• _Exercise task_: In the data below, find every line with the string "走进技术世界" and pull it out.

Stored items from a collection
-*-*-

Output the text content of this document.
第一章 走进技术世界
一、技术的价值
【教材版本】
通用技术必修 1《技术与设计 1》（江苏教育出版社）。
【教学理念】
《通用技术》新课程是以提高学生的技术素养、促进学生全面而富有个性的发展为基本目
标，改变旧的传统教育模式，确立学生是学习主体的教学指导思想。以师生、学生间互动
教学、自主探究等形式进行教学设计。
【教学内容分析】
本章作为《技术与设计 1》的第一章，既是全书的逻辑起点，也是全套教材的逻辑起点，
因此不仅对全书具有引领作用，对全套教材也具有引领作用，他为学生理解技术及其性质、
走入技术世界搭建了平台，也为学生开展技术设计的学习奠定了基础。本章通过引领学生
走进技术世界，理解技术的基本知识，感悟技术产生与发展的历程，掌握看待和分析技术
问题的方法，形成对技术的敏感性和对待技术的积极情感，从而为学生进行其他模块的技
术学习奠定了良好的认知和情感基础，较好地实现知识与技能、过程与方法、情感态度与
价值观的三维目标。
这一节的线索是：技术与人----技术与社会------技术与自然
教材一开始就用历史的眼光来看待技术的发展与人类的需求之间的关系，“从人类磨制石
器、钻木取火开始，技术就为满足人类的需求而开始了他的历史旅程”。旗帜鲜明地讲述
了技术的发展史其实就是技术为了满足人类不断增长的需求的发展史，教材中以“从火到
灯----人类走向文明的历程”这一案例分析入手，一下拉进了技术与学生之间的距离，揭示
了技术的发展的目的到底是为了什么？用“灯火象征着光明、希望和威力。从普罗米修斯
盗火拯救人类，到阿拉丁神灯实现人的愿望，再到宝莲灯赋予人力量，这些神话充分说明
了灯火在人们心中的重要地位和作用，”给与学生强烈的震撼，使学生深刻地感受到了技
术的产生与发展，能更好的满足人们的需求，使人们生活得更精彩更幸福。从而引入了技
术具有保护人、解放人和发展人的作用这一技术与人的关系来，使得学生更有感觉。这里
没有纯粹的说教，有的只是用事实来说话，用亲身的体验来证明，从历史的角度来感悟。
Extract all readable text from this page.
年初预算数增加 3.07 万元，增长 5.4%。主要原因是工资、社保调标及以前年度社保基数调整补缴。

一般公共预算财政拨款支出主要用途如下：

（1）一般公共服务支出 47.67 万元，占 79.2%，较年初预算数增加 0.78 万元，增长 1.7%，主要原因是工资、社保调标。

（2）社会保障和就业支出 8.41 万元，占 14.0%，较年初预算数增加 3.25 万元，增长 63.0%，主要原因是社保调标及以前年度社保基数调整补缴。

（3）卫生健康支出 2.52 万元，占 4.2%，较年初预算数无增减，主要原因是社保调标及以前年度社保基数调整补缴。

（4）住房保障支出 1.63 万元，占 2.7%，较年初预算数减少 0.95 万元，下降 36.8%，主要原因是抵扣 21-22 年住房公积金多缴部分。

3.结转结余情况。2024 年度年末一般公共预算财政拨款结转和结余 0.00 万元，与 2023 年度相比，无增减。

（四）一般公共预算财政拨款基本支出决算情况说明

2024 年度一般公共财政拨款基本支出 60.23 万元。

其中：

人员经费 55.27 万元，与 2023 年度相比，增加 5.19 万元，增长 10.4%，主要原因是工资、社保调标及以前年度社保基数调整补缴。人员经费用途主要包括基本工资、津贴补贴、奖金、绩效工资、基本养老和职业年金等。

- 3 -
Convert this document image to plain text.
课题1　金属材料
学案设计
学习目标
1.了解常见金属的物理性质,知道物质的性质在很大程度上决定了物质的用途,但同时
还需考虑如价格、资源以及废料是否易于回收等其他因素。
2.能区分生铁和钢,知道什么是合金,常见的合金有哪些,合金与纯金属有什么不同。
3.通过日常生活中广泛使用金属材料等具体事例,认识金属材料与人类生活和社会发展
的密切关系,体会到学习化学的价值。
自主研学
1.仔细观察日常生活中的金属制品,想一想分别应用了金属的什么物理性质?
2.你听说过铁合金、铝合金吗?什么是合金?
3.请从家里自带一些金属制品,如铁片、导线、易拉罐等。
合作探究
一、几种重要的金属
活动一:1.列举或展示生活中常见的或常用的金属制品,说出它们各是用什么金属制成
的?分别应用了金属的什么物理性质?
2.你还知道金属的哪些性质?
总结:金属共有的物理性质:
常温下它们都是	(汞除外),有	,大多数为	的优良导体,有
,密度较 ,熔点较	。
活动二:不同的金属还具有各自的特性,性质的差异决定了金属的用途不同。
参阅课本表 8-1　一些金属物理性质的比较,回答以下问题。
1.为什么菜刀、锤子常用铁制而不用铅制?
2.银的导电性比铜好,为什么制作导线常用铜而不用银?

-*-*-

• _Task solution_:
第一章 走进技术世界
走进技术世界，理解技术的基本知识，感悟技术产生与发展的历程，掌握看待和分析技术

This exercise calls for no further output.